• _Your objective_
From first line to last, print the records exactly, but leave out the pictures.
*** Given information ***
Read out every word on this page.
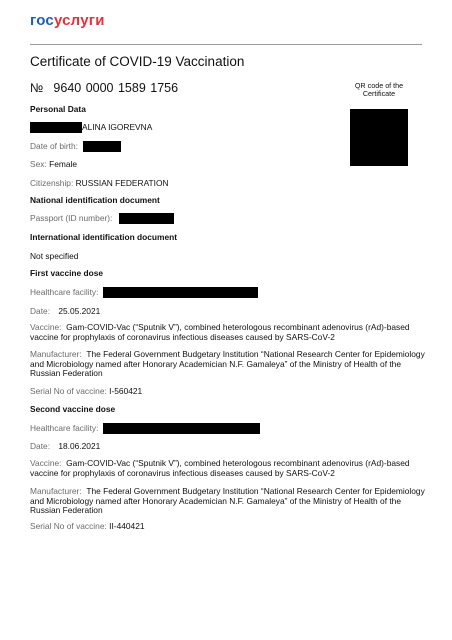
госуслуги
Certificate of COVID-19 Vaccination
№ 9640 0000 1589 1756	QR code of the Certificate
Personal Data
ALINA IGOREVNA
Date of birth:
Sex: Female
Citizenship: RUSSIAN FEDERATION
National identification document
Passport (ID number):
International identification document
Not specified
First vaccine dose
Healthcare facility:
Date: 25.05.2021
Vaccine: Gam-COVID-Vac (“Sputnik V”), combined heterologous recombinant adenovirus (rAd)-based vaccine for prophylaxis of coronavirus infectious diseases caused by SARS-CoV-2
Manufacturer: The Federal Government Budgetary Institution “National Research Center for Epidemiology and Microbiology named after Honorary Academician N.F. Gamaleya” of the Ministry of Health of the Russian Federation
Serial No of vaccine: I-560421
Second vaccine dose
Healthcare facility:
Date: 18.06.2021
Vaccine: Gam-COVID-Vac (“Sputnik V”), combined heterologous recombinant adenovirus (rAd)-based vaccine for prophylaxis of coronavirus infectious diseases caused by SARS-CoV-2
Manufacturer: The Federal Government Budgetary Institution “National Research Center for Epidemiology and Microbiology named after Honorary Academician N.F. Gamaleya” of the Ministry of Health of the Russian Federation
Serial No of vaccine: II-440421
*** End of Given information ***
• _Expected answer_
Read out every word on this page.
госуслуги
Certificate of COVID-19 Vaccination
№ 9640 0000 1589 1756	QR code of the Certificate
Personal Data
ALINA IGOREVNA
Date of birth:
Sex: Female
Citizenship: RUSSIAN FEDERATION
National identification document
Passport (ID number):
International identification document
Not specified
First vaccine dose
Healthcare facility:
Date: 25.05.2021
Vaccine: Gam-COVID-Vac (“Sputnik V”), combined heterologous recombinant adenovirus (rAd)-based vaccine for prophylaxis of coronavirus infectious diseases caused by SARS-CoV-2
Manufacturer: The Federal Government Budgetary Institution “National Research Center for Epidemiology and Microbiology named after Honorary Academician N.F. Gamaleya” of the Ministry of Health of the Russian Federation
Serial No of vaccine: I-560421
Second vaccine dose
Healthcare facility:
Date: 18.06.2021
Vaccine: Gam-COVID-Vac (“Sputnik V”), combined heterologous recombinant adenovirus (rAd)-based vaccine for prophylaxis of coronavirus infectious diseases caused by SARS-CoV-2
Manufacturer: The Federal Government Budgetary Institution “National Research Center for Epidemiology and Microbiology named after Honorary Academician N.F. Gamaleya” of the Ministry of Health of the Russian Federation
Serial No of vaccine: II-440421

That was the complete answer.